From the entries below, pull out each line where "Durchschnitt" appears.

** START **

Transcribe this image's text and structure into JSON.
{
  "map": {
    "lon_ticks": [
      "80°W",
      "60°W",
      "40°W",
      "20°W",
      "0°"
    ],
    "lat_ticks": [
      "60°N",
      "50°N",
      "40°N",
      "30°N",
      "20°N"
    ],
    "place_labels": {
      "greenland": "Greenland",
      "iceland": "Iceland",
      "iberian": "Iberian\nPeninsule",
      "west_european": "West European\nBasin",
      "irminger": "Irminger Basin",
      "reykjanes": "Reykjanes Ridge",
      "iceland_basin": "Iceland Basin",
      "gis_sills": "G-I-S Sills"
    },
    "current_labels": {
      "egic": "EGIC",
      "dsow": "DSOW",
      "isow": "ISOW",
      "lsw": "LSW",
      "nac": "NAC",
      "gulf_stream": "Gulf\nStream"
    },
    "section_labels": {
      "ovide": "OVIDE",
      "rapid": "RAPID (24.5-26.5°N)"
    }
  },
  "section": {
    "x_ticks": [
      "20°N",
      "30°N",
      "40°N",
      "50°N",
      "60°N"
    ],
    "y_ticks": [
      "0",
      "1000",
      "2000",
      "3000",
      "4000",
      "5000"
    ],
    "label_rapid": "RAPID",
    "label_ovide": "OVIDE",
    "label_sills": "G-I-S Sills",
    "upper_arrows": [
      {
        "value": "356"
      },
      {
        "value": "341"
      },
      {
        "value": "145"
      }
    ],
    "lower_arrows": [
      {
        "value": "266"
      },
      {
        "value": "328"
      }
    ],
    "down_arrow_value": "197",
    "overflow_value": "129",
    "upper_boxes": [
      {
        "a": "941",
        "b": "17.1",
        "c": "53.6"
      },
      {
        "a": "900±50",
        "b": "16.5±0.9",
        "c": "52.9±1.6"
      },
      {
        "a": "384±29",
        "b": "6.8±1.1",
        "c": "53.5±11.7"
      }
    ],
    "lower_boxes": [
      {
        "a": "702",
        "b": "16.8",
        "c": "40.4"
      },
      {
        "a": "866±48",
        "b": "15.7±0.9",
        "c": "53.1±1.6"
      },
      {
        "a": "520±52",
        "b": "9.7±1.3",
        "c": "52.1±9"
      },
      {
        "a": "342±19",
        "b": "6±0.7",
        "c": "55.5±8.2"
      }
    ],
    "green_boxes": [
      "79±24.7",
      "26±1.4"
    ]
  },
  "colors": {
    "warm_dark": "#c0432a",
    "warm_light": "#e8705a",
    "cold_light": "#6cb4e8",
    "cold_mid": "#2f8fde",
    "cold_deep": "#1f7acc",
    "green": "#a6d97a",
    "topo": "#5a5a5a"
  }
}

** END **
** START **

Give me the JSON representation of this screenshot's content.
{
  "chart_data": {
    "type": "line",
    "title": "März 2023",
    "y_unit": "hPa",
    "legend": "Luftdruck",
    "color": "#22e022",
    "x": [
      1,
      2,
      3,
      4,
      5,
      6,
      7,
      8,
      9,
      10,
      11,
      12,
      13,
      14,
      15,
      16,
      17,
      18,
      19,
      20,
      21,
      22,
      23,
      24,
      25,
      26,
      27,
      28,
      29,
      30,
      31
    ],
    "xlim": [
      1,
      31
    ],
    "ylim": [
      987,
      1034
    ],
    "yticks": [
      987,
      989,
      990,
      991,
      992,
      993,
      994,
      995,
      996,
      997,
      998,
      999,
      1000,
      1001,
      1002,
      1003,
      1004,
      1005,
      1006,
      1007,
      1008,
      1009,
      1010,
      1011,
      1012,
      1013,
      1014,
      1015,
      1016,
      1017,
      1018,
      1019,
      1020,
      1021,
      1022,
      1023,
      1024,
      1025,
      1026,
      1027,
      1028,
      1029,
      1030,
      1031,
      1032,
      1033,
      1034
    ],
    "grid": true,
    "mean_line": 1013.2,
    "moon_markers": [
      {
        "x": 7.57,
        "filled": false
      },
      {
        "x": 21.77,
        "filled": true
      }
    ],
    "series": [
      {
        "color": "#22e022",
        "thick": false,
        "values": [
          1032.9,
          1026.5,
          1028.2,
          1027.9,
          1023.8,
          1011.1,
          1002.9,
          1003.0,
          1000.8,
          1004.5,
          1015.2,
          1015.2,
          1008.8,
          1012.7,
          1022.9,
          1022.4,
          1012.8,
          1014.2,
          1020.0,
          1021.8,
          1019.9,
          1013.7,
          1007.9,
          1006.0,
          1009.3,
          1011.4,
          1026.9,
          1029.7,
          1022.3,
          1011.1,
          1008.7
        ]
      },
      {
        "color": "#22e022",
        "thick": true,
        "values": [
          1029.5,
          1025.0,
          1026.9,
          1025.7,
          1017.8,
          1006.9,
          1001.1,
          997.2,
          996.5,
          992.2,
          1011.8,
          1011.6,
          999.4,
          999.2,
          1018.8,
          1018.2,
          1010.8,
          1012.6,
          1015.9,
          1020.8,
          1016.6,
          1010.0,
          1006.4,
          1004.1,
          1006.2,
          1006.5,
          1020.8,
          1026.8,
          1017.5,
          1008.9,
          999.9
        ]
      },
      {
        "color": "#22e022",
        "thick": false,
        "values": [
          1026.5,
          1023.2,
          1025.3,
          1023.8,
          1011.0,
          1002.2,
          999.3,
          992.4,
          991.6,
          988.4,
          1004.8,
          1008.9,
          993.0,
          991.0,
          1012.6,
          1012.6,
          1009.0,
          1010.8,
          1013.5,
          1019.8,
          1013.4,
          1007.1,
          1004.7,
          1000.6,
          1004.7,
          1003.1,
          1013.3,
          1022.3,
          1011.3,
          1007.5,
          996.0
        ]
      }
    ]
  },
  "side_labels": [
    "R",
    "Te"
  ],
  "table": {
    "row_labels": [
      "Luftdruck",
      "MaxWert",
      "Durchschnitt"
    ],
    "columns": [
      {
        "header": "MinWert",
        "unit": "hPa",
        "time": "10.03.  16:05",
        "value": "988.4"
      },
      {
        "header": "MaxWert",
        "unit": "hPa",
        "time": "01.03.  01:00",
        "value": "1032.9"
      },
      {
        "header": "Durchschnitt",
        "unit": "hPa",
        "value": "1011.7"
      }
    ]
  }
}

** END **

§ Response to the task:
      "Durchschnitt"
        "header": "Durchschnitt",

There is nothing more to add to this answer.